■ PROVIDED ENTRIES:
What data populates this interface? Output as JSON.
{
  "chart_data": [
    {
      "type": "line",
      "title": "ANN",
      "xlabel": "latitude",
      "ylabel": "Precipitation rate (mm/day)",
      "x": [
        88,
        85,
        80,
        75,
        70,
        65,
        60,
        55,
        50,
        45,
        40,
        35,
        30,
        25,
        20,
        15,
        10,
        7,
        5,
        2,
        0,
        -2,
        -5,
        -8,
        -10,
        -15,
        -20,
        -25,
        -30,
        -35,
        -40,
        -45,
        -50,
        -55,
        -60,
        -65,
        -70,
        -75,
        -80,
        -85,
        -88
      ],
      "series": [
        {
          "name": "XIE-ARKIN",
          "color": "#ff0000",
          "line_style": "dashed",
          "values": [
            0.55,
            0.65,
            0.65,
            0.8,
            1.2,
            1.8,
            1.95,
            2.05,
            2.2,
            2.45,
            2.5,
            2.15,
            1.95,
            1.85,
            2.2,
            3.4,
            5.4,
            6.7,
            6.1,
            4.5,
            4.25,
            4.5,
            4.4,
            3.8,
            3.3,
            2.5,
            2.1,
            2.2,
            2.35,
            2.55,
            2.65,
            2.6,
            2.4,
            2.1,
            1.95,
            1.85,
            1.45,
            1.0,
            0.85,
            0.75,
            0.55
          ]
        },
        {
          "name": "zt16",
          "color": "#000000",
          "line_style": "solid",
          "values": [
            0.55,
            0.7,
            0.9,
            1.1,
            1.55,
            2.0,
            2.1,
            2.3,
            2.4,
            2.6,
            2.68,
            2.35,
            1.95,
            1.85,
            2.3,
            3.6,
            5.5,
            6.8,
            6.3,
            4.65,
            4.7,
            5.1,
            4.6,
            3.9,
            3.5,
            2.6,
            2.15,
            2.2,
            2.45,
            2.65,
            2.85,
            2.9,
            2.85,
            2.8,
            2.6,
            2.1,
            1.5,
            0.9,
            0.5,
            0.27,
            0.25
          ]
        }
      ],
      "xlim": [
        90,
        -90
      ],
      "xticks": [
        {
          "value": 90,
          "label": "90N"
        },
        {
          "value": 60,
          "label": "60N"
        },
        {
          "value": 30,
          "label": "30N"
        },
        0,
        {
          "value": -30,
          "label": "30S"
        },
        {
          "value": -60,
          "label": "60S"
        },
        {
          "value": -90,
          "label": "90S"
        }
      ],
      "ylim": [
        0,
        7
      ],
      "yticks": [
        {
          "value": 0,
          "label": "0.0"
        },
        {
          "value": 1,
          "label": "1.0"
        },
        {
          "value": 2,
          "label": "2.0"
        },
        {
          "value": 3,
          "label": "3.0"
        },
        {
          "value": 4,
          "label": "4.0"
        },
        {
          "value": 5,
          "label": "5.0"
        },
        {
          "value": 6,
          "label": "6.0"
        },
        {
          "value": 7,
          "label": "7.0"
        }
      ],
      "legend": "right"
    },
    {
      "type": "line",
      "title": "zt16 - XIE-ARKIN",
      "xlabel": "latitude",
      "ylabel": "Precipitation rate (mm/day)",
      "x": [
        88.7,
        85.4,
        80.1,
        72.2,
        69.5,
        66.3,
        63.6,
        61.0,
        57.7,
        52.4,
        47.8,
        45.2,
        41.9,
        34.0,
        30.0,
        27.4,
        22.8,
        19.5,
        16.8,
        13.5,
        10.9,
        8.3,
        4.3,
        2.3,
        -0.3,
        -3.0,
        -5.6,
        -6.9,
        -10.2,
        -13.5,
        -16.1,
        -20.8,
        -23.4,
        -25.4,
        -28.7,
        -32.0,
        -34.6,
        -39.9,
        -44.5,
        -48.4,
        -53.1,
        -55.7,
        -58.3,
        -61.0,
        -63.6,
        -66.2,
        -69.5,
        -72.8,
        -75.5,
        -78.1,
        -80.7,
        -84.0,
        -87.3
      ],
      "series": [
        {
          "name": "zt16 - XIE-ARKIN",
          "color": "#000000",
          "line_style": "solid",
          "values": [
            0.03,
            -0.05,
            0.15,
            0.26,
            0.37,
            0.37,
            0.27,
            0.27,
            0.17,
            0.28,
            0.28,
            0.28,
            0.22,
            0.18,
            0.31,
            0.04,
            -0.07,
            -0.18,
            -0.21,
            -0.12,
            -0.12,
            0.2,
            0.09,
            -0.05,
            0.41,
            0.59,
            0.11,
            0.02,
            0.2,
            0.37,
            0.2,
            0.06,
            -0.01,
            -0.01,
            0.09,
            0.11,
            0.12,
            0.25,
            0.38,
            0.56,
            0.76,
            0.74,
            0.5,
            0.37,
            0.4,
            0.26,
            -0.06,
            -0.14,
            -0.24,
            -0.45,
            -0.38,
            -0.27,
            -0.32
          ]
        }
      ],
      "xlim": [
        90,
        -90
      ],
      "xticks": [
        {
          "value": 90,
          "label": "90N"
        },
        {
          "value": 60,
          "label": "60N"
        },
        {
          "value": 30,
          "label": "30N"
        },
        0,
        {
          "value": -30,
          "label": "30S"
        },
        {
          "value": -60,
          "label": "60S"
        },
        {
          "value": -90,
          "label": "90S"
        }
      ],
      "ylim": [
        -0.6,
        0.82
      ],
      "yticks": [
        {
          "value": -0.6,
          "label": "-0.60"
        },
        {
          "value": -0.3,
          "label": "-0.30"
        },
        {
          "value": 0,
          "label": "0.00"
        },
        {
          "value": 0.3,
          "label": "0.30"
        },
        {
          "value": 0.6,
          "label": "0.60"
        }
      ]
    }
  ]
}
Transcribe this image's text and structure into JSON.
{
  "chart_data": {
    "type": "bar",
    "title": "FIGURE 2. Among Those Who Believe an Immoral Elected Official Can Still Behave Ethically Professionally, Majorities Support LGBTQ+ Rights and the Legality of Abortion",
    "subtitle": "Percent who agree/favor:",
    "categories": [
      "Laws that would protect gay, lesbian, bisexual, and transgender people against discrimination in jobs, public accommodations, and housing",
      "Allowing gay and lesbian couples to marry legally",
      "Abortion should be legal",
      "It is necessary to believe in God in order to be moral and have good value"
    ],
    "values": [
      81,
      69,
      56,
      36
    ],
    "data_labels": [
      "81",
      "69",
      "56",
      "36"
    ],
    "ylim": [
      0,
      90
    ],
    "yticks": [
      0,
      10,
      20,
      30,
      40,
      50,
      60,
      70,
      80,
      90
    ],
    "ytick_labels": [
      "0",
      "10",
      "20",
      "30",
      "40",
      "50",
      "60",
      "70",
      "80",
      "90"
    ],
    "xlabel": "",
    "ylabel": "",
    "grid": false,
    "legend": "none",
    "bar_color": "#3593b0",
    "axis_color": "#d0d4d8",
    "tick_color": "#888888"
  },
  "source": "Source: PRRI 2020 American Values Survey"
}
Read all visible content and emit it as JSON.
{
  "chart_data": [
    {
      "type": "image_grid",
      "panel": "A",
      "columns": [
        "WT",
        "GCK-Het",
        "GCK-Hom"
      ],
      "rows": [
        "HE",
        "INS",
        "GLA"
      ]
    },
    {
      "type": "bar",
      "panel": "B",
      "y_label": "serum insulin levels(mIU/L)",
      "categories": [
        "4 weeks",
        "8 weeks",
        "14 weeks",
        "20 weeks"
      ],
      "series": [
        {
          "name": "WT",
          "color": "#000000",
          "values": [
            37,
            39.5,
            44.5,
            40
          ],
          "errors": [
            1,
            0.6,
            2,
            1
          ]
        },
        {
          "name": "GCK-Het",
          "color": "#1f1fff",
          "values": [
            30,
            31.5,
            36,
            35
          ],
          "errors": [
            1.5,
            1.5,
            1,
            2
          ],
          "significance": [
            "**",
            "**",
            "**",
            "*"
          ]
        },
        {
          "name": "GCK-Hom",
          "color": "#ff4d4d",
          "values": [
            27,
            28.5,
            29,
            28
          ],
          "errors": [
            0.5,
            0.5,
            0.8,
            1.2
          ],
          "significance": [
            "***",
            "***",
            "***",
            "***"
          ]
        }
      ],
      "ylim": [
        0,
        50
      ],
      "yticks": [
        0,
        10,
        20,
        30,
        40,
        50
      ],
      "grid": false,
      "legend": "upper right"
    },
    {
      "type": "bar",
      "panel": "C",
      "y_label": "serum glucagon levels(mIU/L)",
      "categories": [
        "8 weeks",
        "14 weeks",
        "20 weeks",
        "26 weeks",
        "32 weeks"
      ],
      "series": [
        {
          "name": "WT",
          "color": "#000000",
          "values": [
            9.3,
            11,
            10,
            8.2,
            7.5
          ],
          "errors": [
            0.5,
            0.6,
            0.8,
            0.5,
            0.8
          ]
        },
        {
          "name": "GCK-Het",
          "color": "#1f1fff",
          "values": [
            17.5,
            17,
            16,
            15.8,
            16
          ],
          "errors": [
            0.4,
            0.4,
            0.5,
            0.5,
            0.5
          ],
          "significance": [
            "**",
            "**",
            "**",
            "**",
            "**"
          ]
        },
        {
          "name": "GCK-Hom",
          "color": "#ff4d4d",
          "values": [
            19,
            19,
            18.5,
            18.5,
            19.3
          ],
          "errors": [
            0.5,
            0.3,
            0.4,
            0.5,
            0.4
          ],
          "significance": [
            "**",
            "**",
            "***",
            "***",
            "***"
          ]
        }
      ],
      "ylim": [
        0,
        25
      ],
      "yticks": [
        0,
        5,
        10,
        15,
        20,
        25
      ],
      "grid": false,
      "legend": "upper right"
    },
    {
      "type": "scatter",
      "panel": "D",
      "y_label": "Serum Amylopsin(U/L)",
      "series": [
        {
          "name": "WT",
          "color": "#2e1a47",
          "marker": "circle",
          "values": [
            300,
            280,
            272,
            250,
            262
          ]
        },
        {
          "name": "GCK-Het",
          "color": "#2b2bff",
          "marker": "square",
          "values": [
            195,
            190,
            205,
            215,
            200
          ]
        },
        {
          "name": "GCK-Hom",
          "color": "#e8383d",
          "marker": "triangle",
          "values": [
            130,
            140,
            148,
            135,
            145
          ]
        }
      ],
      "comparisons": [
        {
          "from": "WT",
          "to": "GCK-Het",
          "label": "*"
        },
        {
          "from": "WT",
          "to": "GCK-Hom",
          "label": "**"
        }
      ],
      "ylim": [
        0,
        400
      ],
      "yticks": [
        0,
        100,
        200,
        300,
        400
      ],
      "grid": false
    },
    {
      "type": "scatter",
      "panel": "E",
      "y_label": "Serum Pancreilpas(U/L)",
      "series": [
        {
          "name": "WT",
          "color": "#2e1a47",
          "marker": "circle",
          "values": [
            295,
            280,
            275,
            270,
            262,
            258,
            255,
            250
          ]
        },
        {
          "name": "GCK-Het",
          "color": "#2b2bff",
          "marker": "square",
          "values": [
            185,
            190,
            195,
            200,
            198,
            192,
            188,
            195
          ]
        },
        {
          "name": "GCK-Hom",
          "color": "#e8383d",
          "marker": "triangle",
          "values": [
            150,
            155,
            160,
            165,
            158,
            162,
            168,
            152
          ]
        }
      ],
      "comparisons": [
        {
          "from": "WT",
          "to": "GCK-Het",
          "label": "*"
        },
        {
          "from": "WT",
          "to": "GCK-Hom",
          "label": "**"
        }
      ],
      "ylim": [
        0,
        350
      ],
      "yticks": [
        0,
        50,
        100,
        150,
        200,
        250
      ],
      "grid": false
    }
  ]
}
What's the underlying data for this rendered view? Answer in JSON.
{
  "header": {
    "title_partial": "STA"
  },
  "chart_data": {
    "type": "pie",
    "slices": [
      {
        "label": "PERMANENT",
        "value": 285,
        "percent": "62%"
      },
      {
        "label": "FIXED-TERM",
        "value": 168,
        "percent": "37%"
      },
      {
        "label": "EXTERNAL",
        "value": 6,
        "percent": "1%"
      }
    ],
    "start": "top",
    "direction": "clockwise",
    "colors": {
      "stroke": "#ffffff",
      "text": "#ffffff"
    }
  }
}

■ WHAT TO PRODUCE:
Filter the entries down to the lines containing "lesbian". Copy each of those lines.

■ EXERCISE SOLUTION:
      "Laws that would protect gay, lesbian, bisexual, and transgender people against discrimination in jobs, public accommodations, and housing",
      "Allowing gay and lesbian couples to marry legally",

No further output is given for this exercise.